- [WHAT YOU HAVE TO DO]: What follows is a block of records; reproduce all of it verbatim.

- [DATA EXCERPTS]:
"""

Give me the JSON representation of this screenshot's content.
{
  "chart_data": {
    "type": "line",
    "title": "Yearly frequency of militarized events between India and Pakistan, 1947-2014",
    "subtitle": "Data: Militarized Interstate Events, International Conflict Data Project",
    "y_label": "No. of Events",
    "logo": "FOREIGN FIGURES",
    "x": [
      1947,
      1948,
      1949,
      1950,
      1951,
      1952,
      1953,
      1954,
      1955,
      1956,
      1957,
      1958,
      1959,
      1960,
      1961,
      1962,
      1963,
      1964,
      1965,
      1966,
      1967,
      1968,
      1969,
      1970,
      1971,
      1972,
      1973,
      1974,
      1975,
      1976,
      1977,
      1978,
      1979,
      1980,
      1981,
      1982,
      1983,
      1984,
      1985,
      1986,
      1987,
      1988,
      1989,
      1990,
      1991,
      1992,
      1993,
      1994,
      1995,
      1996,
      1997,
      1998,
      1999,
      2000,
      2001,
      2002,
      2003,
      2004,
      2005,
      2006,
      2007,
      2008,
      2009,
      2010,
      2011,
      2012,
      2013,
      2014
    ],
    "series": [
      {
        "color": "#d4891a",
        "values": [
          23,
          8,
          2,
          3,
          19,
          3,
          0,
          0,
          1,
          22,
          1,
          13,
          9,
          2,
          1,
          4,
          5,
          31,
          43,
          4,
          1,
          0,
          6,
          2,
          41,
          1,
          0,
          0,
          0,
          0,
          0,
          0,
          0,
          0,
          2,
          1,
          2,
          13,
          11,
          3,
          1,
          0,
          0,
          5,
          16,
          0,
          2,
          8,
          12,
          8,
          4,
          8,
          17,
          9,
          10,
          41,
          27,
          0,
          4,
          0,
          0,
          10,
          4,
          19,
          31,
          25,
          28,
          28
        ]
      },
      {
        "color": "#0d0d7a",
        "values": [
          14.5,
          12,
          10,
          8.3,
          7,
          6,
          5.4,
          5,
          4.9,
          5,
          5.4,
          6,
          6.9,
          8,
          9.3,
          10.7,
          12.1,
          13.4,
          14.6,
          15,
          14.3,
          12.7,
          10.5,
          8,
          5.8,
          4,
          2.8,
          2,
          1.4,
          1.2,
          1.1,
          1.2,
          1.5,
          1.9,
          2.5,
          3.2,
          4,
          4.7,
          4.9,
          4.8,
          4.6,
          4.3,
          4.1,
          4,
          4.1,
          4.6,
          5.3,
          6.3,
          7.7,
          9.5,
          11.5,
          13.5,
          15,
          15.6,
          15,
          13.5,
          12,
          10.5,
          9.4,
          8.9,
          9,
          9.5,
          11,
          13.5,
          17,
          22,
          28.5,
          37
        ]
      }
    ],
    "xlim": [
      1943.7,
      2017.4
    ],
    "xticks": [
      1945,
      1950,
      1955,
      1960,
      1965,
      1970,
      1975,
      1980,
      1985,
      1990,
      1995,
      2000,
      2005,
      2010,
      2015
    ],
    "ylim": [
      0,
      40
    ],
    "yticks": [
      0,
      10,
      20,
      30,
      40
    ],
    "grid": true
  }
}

"""

- [FINAL RESULT]:
Give me the JSON representation of this screenshot's content.
{
  "chart_data": {
    "type": "line",
    "title": "Yearly frequency of militarized events between India and Pakistan, 1947-2014",
    "subtitle": "Data: Militarized Interstate Events, International Conflict Data Project",
    "y_label": "No. of Events",
    "logo": "FOREIGN FIGURES",
    "x": [
      1947,
      1948,
      1949,
      1950,
      1951,
      1952,
      1953,
      1954,
      1955,
      1956,
      1957,
      1958,
      1959,
      1960,
      1961,
      1962,
      1963,
      1964,
      1965,
      1966,
      1967,
      1968,
      1969,
      1970,
      1971,
      1972,
      1973,
      1974,
      1975,
      1976,
      1977,
      1978,
      1979,
      1980,
      1981,
      1982,
      1983,
      1984,
      1985,
      1986,
      1987,
      1988,
      1989,
      1990,
      1991,
      1992,
      1993,
      1994,
      1995,
      1996,
      1997,
      1998,
      1999,
      2000,
      2001,
      2002,
      2003,
      2004,
      2005,
      2006,
      2007,
      2008,
      2009,
      2010,
      2011,
      2012,
      2013,
      2014
    ],
    "series": [
      {
        "color": "#d4891a",
        "values": [
          23,
          8,
          2,
          3,
          19,
          3,
          0,
          0,
          1,
          22,
          1,
          13,
          9,
          2,
          1,
          4,
          5,
          31,
          43,
          4,
          1,
          0,
          6,
          2,
          41,
          1,
          0,
          0,
          0,
          0,
          0,
          0,
          0,
          0,
          2,
          1,
          2,
          13,
          11,
          3,
          1,
          0,
          0,
          5,
          16,
          0,
          2,
          8,
          12,
          8,
          4,
          8,
          17,
          9,
          10,
          41,
          27,
          0,
          4,
          0,
          0,
          10,
          4,
          19,
          31,
          25,
          28,
          28
        ]
      },
      {
        "color": "#0d0d7a",
        "values": [
          14.5,
          12,
          10,
          8.3,
          7,
          6,
          5.4,
          5,
          4.9,
          5,
          5.4,
          6,
          6.9,
          8,
          9.3,
          10.7,
          12.1,
          13.4,
          14.6,
          15,
          14.3,
          12.7,
          10.5,
          8,
          5.8,
          4,
          2.8,
          2,
          1.4,
          1.2,
          1.1,
          1.2,
          1.5,
          1.9,
          2.5,
          3.2,
          4,
          4.7,
          4.9,
          4.8,
          4.6,
          4.3,
          4.1,
          4,
          4.1,
          4.6,
          5.3,
          6.3,
          7.7,
          9.5,
          11.5,
          13.5,
          15,
          15.6,
          15,
          13.5,
          12,
          10.5,
          9.4,
          8.9,
          9,
          9.5,
          11,
          13.5,
          17,
          22,
          28.5,
          37
        ]
      }
    ],
    "xlim": [
      1943.7,
      2017.4
    ],
    "xticks": [
      1945,
      1950,
      1955,
      1960,
      1965,
      1970,
      1975,
      1980,
      1985,
      1990,
      1995,
      2000,
      2005,
      2010,
      2015
    ],
    "ylim": [
      0,
      40
    ],
    "yticks": [
      0,
      10,
      20,
      30,
      40
    ],
    "grid": true
  }
}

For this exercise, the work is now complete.